**Selected excerpt**
Apparently cockroaches and New Yorkers aren't all that different, and no, that's not an insult. Bear with us.

According to a new study the creepy crawlers have a tendency to spend their lives in the neighborhood they grew up in, and segregate themselves into areas where similar cockroaches live. (Via National Geographic)

Which isn't a far cry from human New Yorkers, many of which spend their lives in the Big Apple and divide themselves up by ethnicity and income. (Via New York Post.

According to a Senior Research Associate at Rockefeller University, and member of the National Cockroach Project: "Once they move in, they don't leave. This is a window into cockroach society and it is very much like our own." (Via Wall Street Journal)

Now that’s not to say there’s a Puerto Rican cockroach neighborhood, or Little Italy for that matter, but the research did show different areas of New York come with genetically-different cockroaches.

Like 80% genetically-similar cockroaches on the Upper West Side, and 90% genetically-similar cockroaches on Roosevelt Island. (Via Google Maps)

Now, if you think the conclusions of this study are a little bit strange, how they got there is arguably even weirder.

Samples of the little pests were mailed into Rockefeller University, from mostly New York but also all over the world — even Australia.  (Via Wikimedia Commons / Zgori)

Then the now-dead, and often-squished, bugs were examined in a lab — sometimes by scientists who weren't any more thrilled to be around the insects than the rest of us would be. (Via BBC)

One lab worker told LiveScience, "I am a little grossed out by roaches. Quite a bit, actually." (Via LiveScience)

Disgust aside, the researchers found another similarity of the roaches to humans — how they got here.

As WNBC reports "The smaller German cockroach is believed to have come to the U.S. with European immigrants, while the larger American roach is thought to have come from Africa aboard slave ships." (Via WNBC)

And a different study found a way humans might want to be more like roaches — by laying off the sweets.

The University of North Carolina study found that some cockroaches have evolved to dislike the taste of sugar — a feature that helps them avoid sweet-tasting poison traps.

**Work required**
Please reproduce the article above on the New York cockroach study in full, word for word.

**Provided material**
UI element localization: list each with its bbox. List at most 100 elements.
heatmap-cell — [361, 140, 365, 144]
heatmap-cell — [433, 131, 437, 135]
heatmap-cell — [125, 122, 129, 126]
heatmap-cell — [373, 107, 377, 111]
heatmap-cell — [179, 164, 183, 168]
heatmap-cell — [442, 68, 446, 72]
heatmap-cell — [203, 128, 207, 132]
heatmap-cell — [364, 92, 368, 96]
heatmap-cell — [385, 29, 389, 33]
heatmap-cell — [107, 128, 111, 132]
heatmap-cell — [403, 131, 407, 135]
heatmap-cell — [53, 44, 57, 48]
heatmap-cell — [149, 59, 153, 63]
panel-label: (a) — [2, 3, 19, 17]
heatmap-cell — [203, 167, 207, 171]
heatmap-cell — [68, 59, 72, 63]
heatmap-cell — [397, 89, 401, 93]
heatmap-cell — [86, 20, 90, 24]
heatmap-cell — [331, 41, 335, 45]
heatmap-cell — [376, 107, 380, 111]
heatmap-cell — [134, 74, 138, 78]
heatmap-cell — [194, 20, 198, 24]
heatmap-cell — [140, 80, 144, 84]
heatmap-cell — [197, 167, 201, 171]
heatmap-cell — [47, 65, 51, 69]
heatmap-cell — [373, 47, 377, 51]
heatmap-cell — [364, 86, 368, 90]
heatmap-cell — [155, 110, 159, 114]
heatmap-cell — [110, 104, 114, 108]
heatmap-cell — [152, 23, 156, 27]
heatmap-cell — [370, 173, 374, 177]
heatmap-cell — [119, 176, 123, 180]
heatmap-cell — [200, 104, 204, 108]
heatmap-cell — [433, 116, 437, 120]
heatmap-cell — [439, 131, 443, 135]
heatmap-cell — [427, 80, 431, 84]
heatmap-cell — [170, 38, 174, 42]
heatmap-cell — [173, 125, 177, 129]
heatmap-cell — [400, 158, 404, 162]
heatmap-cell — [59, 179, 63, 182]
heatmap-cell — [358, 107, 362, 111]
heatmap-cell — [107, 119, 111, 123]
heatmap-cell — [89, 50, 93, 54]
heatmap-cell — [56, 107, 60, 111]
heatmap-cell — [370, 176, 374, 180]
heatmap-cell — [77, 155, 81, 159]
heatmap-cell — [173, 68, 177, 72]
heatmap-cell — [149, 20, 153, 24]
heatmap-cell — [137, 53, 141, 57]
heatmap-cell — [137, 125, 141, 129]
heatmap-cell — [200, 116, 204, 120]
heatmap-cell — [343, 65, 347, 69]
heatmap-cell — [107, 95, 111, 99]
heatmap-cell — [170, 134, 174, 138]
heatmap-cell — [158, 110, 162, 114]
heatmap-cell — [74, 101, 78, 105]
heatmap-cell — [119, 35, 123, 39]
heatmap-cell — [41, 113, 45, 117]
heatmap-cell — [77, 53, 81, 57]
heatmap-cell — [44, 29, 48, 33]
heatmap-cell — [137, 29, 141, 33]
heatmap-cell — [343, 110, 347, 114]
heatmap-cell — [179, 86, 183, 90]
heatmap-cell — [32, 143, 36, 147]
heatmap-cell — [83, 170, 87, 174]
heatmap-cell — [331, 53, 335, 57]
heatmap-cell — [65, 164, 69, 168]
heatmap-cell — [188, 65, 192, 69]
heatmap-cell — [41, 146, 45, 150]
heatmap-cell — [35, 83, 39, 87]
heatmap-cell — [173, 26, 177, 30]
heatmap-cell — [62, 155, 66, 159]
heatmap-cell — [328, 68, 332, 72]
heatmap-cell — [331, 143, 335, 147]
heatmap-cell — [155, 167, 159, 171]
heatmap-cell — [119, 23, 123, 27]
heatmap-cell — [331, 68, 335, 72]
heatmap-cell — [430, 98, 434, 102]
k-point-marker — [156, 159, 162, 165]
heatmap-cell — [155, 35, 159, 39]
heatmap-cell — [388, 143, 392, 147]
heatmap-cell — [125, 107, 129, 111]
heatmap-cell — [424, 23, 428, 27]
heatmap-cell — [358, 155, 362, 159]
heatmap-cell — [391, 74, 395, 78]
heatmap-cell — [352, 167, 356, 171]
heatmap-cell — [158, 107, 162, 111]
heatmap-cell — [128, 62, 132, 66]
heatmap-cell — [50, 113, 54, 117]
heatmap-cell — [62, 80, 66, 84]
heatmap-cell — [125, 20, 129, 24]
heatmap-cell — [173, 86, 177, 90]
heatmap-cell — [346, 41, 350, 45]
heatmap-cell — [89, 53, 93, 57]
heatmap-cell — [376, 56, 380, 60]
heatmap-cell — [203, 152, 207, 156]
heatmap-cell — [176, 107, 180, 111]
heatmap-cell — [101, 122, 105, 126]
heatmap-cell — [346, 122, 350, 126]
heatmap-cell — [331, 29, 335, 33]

**Written response**
Apparently cockroaches and New Yorkers aren't all that different, and no, that's not an insult. Bear with us.

According to a new study the creepy crawlers have a tendency to spend their lives in the neighborhood they grew up in, and segregate themselves into areas where similar cockroaches live. (Via National Geographic)

Which isn't a far cry from human New Yorkers, many of which spend their lives in the Big Apple and divide themselves up by ethnicity and income. (Via New York Post.

According to a Senior Research Associate at Rockefeller University, and member of the National Cockroach Project: "Once they move in, they don't leave. This is a window into cockroach society and it is very much like our own." (Via Wall Street Journal)

Now that’s not to say there’s a Puerto Rican cockroach neighborhood, or Little Italy for that matter, but the research did show different areas of New York come with genetically-different cockroaches.

Like 80% genetically-similar cockroaches on the Upper West Side, and 90% genetically-similar cockroaches on Roosevelt Island. (Via Google Maps)

Now, if you think the conclusions of this study are a little bit strange, how they got there is arguably even weirder.

Samples of the little pests were mailed into Rockefeller University, from mostly New York but also all over the world — even Australia.  (Via Wikimedia Commons / Zgori)

Then the now-dead, and often-squished, bugs were examined in a lab — sometimes by scientists who weren't any more thrilled to be around the insects than the rest of us would be. (Via BBC)

One lab worker told LiveScience, "I am a little grossed out by roaches. Quite a bit, actually." (Via LiveScience)

Disgust aside, the researchers found another similarity of the roaches to humans — how they got here.

As WNBC reports "The smaller German cockroach is believed to have come to the U.S. with European immigrants, while the larger American roach is thought to have come from Africa aboard slave ships." (Via WNBC)

And a different study found a way humans might want to be more like roaches — by laying off the sweets.

The University of North Carolina study found that some cockroaches have evolved to dislike the taste of sugar — a feature that helps them avoid sweet-tasting poison traps.